(Figure data in JSON)
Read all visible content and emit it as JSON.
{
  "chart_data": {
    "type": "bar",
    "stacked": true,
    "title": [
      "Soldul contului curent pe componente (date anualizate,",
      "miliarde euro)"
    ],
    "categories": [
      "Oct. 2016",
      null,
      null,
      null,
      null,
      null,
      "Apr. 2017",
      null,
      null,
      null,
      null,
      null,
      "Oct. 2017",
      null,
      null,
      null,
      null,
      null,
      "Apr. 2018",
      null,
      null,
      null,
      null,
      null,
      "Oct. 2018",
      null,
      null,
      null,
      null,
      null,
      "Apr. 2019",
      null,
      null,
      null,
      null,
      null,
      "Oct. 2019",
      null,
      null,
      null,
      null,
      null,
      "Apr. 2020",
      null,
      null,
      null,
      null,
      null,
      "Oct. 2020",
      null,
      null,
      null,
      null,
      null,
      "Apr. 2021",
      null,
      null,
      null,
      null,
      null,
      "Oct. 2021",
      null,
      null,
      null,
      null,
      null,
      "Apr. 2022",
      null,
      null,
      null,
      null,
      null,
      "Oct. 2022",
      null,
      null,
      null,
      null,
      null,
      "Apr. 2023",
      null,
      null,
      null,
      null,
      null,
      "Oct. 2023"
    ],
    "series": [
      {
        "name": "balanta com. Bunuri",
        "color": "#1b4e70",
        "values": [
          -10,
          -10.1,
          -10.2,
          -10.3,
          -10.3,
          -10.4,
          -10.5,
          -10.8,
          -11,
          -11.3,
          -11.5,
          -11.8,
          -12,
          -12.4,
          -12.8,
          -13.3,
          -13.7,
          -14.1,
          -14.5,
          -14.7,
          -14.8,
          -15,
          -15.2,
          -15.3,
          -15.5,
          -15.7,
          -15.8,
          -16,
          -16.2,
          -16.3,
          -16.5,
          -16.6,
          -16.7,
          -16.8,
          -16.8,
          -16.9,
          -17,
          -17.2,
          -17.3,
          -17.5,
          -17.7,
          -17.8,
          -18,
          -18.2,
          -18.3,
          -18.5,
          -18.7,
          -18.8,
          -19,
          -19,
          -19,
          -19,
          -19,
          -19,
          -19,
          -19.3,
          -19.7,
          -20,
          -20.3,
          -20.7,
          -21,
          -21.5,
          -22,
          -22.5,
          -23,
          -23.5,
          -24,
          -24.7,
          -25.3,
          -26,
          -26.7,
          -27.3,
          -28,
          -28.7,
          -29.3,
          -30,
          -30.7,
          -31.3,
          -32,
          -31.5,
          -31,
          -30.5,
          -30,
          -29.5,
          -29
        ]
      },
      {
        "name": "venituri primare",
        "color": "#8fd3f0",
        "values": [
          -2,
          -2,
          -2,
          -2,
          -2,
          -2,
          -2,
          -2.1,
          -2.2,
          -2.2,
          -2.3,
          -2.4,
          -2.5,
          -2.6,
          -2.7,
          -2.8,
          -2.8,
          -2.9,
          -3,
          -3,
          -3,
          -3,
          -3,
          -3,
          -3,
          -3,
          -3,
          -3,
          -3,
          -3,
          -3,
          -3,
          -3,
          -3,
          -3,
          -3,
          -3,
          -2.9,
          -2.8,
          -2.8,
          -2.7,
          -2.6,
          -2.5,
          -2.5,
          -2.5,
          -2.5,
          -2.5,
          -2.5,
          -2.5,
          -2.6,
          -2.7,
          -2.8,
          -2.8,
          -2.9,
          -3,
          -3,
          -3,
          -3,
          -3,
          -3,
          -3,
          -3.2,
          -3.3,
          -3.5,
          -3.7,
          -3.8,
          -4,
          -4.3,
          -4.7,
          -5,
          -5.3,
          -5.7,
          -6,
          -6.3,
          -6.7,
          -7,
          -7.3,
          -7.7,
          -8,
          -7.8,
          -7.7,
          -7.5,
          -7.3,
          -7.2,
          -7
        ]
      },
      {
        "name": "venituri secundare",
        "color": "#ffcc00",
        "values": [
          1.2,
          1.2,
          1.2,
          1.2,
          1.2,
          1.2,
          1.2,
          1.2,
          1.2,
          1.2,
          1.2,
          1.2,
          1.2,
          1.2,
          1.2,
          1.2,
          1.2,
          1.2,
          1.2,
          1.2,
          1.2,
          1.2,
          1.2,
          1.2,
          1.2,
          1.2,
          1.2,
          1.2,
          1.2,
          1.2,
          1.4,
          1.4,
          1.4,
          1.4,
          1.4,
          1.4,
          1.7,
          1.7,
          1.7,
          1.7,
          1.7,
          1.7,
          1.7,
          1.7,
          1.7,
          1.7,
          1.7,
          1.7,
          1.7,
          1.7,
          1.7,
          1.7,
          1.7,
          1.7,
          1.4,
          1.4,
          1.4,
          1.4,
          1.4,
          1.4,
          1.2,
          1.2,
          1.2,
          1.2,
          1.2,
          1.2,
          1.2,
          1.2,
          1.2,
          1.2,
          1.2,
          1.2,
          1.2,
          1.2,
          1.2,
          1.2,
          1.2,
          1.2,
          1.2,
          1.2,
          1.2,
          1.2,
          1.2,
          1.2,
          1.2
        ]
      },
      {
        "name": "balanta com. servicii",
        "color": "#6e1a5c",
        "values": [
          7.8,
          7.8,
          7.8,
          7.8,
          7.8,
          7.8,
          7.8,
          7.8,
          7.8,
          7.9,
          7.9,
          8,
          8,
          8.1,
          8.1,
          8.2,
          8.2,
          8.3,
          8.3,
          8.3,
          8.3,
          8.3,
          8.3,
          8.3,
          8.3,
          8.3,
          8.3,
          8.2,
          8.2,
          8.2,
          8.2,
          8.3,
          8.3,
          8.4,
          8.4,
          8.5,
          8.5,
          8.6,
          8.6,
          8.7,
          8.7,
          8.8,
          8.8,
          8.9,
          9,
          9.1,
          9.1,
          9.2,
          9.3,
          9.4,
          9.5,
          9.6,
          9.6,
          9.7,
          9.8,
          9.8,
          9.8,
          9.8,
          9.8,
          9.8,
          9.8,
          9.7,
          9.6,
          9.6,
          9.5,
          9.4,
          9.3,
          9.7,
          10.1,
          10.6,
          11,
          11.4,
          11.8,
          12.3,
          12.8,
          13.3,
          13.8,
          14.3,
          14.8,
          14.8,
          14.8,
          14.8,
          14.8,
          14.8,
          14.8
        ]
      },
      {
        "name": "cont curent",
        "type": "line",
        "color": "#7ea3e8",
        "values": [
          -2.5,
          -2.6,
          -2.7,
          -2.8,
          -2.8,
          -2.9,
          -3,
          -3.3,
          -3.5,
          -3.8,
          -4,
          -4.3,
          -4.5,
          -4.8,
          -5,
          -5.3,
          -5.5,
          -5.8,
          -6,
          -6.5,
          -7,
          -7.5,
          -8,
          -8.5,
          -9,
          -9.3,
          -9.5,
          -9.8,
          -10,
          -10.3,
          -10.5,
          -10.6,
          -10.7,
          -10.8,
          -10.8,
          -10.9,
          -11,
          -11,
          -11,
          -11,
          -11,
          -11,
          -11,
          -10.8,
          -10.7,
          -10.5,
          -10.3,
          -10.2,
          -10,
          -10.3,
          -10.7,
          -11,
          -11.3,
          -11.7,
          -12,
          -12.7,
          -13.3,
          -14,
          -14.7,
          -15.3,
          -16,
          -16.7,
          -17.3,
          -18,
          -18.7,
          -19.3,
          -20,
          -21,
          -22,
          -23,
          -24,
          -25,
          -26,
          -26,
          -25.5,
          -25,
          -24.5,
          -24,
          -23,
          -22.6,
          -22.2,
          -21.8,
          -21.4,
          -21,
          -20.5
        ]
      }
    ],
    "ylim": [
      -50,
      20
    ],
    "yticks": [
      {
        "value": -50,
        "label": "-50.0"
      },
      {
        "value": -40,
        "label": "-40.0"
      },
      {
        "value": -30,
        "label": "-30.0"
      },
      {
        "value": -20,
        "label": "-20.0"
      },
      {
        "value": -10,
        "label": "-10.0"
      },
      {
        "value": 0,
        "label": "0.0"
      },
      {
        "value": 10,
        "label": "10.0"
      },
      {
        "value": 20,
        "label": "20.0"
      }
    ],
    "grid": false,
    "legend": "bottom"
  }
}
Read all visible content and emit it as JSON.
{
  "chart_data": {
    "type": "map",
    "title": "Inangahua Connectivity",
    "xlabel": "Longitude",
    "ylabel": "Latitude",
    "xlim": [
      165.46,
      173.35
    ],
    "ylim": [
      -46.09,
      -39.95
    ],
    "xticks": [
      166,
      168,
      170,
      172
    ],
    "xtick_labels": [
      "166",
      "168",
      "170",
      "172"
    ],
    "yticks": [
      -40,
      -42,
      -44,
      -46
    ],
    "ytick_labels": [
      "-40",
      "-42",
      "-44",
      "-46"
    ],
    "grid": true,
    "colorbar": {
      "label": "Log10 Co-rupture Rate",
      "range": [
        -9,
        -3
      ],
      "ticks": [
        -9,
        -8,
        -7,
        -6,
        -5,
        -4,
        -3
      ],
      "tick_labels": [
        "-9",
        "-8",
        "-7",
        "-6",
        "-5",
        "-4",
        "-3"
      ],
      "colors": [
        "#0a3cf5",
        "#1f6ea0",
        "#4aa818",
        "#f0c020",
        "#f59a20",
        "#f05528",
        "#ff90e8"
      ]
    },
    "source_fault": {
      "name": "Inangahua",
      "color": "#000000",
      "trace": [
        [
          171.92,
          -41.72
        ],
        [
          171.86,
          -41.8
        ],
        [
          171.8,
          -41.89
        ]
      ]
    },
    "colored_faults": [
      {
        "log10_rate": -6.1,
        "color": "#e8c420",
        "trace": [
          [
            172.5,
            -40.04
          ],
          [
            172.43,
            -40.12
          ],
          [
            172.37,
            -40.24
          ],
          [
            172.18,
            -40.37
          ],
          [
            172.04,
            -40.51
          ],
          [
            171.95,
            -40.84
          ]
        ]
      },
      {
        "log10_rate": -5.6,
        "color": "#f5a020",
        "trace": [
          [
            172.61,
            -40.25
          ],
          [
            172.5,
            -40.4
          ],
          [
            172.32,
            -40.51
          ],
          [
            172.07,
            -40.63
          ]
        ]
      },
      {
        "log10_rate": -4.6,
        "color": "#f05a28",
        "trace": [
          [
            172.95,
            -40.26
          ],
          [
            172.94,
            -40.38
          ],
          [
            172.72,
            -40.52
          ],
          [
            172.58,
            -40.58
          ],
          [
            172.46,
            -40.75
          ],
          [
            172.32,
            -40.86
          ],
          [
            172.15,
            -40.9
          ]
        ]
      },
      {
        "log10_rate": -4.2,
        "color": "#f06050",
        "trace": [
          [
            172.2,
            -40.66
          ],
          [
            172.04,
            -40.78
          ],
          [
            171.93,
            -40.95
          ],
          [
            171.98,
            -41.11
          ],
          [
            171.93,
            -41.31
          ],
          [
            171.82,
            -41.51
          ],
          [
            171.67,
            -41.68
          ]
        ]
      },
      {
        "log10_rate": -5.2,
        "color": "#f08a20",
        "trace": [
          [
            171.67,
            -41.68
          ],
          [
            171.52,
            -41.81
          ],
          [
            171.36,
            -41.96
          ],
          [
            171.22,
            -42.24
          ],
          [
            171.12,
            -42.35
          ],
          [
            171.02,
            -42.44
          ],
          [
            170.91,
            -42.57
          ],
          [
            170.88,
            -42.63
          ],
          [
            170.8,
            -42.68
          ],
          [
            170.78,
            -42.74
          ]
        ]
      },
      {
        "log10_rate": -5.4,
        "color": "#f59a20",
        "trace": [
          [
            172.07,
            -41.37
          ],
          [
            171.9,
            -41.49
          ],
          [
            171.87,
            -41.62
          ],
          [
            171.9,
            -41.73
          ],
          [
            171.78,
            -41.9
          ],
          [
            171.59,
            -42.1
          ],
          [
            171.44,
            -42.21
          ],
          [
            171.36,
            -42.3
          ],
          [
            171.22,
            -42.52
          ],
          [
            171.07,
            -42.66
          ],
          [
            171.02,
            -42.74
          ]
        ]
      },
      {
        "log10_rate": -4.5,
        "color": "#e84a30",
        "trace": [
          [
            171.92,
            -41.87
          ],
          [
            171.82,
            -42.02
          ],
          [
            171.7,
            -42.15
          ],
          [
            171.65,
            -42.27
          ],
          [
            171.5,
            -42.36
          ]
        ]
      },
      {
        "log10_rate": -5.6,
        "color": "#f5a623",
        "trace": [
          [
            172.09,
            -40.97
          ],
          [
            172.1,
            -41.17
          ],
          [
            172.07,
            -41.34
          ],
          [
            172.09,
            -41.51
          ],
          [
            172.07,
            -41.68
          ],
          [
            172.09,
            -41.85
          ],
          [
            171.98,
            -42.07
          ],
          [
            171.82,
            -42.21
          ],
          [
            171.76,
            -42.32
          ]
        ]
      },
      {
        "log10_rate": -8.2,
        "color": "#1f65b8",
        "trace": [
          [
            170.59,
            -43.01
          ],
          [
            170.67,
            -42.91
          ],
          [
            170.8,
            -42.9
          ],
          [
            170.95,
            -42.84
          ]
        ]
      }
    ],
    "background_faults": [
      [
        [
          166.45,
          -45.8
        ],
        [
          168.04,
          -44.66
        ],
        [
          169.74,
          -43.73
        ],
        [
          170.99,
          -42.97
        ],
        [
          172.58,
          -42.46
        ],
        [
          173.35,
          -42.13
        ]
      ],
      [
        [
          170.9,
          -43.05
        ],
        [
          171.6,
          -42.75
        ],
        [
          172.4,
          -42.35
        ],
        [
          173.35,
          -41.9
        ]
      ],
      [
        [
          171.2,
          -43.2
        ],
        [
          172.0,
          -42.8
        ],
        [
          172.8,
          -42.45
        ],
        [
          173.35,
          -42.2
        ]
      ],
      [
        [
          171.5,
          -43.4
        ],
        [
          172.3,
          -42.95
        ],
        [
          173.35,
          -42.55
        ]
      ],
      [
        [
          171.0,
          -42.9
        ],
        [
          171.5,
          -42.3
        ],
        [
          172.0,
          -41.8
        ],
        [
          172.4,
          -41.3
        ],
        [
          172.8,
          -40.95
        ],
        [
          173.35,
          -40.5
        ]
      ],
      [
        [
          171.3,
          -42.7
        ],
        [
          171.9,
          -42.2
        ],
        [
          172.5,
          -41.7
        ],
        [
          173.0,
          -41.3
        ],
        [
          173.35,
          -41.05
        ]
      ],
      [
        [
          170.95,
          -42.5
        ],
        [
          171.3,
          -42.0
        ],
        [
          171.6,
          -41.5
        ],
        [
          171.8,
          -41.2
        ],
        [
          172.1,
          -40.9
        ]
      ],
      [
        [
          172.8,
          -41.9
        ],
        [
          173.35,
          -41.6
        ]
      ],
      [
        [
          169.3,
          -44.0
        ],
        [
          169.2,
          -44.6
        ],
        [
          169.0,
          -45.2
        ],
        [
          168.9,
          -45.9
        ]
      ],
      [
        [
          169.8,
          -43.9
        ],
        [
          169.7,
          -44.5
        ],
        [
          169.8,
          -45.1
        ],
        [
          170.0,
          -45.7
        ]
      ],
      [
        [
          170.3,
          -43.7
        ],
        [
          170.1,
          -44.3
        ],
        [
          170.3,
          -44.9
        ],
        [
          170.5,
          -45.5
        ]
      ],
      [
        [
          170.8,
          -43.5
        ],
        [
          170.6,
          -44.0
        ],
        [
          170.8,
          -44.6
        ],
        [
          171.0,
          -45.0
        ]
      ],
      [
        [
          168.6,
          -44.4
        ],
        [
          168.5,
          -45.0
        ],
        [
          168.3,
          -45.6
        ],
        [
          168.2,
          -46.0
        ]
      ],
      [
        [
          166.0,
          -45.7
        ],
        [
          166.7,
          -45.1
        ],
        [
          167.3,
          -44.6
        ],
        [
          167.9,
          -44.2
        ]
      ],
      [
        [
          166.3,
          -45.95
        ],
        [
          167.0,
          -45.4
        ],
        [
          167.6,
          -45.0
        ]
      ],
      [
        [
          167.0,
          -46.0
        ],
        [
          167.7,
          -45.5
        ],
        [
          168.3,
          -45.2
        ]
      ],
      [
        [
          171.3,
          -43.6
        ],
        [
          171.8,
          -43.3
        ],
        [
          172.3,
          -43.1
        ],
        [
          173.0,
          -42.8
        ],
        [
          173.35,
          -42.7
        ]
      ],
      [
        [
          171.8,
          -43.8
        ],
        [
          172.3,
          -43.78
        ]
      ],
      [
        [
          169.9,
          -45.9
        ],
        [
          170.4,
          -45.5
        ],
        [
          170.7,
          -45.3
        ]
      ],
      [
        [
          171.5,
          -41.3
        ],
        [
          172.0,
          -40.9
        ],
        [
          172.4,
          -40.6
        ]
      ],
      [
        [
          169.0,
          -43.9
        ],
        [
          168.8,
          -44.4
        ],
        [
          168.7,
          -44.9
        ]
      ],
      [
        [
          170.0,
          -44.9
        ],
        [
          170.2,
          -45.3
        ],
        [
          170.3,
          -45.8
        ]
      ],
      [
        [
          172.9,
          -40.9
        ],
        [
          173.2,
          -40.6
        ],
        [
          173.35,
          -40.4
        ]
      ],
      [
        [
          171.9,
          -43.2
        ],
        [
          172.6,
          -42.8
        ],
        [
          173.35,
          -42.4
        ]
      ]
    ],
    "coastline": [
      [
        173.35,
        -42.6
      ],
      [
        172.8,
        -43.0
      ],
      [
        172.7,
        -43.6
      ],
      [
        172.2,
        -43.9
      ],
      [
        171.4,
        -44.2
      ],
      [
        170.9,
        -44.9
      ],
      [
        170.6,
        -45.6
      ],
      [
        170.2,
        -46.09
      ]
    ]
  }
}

= Stated goal =
Look above for every line with the word "title" and copy it.

= Solution to this problem =
    "title": [
    "title": "Inangahua Connectivity",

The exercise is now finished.